About this task: In the passage about BBP-631, rewrite the part between "Then this week, the" and "adrenal hyperplasia (CAH).", inclusive, replacing "discontinuing" with "halting".

Excerpt to read:

Then this week, the company announced that it is discontinuing development of its gene therapy candidate BBP-631 after it
failed to show
“transformational results” in a mid-stage study in congenital adrenal hyperplasia (CAH).
“The data we generated did not suggest that our efforts would result in a meaningful step forward for patients as compared to what we think standard of care will be in the coming years,” Kumar said. “Therefore, we felt our efforts would be better applied to other areas of unmet need,” though the company is seeking a partnership to continue development of BBP-631 and other next-generation gene therapies for CAH.

Given data:
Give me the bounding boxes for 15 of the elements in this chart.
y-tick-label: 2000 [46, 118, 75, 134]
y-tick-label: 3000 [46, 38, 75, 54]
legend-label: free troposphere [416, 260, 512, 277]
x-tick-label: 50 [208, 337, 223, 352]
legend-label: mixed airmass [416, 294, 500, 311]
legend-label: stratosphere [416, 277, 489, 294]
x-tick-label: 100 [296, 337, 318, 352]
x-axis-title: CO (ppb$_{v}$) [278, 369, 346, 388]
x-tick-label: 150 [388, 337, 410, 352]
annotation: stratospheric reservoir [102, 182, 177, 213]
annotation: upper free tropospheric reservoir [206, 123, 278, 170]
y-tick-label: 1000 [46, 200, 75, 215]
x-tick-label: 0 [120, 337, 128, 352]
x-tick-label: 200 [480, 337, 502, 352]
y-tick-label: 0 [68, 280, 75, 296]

Exercise solution:
Then this week, the company announced that it is halting development of its gene therapy candidate BBP-631 after it
failed to show
“transformational results” in a mid-stage study in congenital adrenal hyperplasia (CAH).